# Start of DATA SHOWN

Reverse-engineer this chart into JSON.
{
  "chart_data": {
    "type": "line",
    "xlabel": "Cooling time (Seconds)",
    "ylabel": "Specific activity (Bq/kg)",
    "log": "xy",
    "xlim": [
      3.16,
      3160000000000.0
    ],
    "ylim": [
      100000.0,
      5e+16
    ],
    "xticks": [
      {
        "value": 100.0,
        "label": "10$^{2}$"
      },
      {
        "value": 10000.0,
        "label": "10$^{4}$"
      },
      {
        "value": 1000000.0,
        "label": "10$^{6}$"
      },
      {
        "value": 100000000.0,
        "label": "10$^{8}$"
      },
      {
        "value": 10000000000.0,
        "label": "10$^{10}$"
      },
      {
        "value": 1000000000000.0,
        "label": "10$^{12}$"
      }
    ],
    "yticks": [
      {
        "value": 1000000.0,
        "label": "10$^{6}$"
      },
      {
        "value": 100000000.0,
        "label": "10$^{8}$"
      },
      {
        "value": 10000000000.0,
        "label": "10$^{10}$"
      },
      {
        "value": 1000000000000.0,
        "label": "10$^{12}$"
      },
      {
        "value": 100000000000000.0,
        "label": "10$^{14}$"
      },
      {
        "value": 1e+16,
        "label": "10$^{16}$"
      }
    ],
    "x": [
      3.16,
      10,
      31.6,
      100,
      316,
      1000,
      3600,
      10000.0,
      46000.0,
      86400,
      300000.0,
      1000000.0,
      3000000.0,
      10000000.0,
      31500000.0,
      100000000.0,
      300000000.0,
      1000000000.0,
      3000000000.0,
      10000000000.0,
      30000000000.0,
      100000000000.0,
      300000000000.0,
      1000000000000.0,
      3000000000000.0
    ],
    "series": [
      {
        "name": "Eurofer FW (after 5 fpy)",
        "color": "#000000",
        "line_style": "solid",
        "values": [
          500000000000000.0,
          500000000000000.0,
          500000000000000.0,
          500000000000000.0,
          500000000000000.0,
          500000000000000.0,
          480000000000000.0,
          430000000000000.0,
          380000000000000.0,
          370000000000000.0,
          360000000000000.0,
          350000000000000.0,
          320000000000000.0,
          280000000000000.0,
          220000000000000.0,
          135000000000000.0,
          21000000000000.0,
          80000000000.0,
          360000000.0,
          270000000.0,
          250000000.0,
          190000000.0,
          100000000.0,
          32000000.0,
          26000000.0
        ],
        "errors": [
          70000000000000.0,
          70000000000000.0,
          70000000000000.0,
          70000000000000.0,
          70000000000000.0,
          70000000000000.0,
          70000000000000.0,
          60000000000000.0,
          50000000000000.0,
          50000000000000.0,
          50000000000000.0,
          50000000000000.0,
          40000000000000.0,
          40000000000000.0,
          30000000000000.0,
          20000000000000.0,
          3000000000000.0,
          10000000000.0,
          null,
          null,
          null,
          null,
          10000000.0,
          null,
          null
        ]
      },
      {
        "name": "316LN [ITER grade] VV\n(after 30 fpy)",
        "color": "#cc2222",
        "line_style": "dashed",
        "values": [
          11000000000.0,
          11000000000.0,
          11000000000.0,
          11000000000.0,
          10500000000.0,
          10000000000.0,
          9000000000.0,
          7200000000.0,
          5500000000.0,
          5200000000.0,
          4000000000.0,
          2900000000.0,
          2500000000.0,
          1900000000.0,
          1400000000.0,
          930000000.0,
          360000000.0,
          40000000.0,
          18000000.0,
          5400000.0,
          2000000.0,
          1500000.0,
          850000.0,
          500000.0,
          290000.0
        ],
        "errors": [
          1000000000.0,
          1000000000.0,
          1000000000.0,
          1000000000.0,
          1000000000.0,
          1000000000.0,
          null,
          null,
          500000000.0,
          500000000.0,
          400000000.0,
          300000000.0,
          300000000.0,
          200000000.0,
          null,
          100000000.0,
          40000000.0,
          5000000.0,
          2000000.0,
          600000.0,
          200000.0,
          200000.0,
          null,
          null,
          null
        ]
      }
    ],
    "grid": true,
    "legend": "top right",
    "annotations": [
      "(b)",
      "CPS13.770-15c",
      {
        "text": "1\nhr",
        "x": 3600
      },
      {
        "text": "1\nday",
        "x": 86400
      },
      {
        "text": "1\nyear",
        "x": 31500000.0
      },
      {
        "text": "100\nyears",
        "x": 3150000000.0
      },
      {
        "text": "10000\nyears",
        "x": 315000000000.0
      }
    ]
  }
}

# End of DATA SHOWN

## GIVEN REQUEST:
Copy every record exactly, with nothing added or dropped.

## EXERCISE RESPONSE:
Reverse-engineer this chart into JSON.
{
  "chart_data": {
    "type": "line",
    "xlabel": "Cooling time (Seconds)",
    "ylabel": "Specific activity (Bq/kg)",
    "log": "xy",
    "xlim": [
      3.16,
      3160000000000.0
    ],
    "ylim": [
      100000.0,
      5e+16
    ],
    "xticks": [
      {
        "value": 100.0,
        "label": "10$^{2}$"
      },
      {
        "value": 10000.0,
        "label": "10$^{4}$"
      },
      {
        "value": 1000000.0,
        "label": "10$^{6}$"
      },
      {
        "value": 100000000.0,
        "label": "10$^{8}$"
      },
      {
        "value": 10000000000.0,
        "label": "10$^{10}$"
      },
      {
        "value": 1000000000000.0,
        "label": "10$^{12}$"
      }
    ],
    "yticks": [
      {
        "value": 1000000.0,
        "label": "10$^{6}$"
      },
      {
        "value": 100000000.0,
        "label": "10$^{8}$"
      },
      {
        "value": 10000000000.0,
        "label": "10$^{10}$"
      },
      {
        "value": 1000000000000.0,
        "label": "10$^{12}$"
      },
      {
        "value": 100000000000000.0,
        "label": "10$^{14}$"
      },
      {
        "value": 1e+16,
        "label": "10$^{16}$"
      }
    ],
    "x": [
      3.16,
      10,
      31.6,
      100,
      316,
      1000,
      3600,
      10000.0,
      46000.0,
      86400,
      300000.0,
      1000000.0,
      3000000.0,
      10000000.0,
      31500000.0,
      100000000.0,
      300000000.0,
      1000000000.0,
      3000000000.0,
      10000000000.0,
      30000000000.0,
      100000000000.0,
      300000000000.0,
      1000000000000.0,
      3000000000000.0
    ],
    "series": [
      {
        "name": "Eurofer FW (after 5 fpy)",
        "color": "#000000",
        "line_style": "solid",
        "values": [
          500000000000000.0,
          500000000000000.0,
          500000000000000.0,
          500000000000000.0,
          500000000000000.0,
          500000000000000.0,
          480000000000000.0,
          430000000000000.0,
          380000000000000.0,
          370000000000000.0,
          360000000000000.0,
          350000000000000.0,
          320000000000000.0,
          280000000000000.0,
          220000000000000.0,
          135000000000000.0,
          21000000000000.0,
          80000000000.0,
          360000000.0,
          270000000.0,
          250000000.0,
          190000000.0,
          100000000.0,
          32000000.0,
          26000000.0
        ],
        "errors": [
          70000000000000.0,
          70000000000000.0,
          70000000000000.0,
          70000000000000.0,
          70000000000000.0,
          70000000000000.0,
          70000000000000.0,
          60000000000000.0,
          50000000000000.0,
          50000000000000.0,
          50000000000000.0,
          50000000000000.0,
          40000000000000.0,
          40000000000000.0,
          30000000000000.0,
          20000000000000.0,
          3000000000000.0,
          10000000000.0,
          null,
          null,
          null,
          null,
          10000000.0,
          null,
          null
        ]
      },
      {
        "name": "316LN [ITER grade] VV\n(after 30 fpy)",
        "color": "#cc2222",
        "line_style": "dashed",
        "values": [
          11000000000.0,
          11000000000.0,
          11000000000.0,
          11000000000.0,
          10500000000.0,
          10000000000.0,
          9000000000.0,
          7200000000.0,
          5500000000.0,
          5200000000.0,
          4000000000.0,
          2900000000.0,
          2500000000.0,
          1900000000.0,
          1400000000.0,
          930000000.0,
          360000000.0,
          40000000.0,
          18000000.0,
          5400000.0,
          2000000.0,
          1500000.0,
          850000.0,
          500000.0,
          290000.0
        ],
        "errors": [
          1000000000.0,
          1000000000.0,
          1000000000.0,
          1000000000.0,
          1000000000.0,
          1000000000.0,
          null,
          null,
          500000000.0,
          500000000.0,
          400000000.0,
          300000000.0,
          300000000.0,
          200000000.0,
          null,
          100000000.0,
          40000000.0,
          5000000.0,
          2000000.0,
          600000.0,
          200000.0,
          200000.0,
          null,
          null,
          null
        ]
      }
    ],
    "grid": true,
    "legend": "top right",
    "annotations": [
      "(b)",
      "CPS13.770-15c",
      {
        "text": "1\nhr",
        "x": 3600
      },
      {
        "text": "1\nday",
        "x": 86400
      },
      {
        "text": "1\nyear",
        "x": 31500000.0
      },
      {
        "text": "100\nyears",
        "x": 3150000000.0
      },
      {
        "text": "10000\nyears",
        "x": 315000000000.0
      }
    ]
  }
}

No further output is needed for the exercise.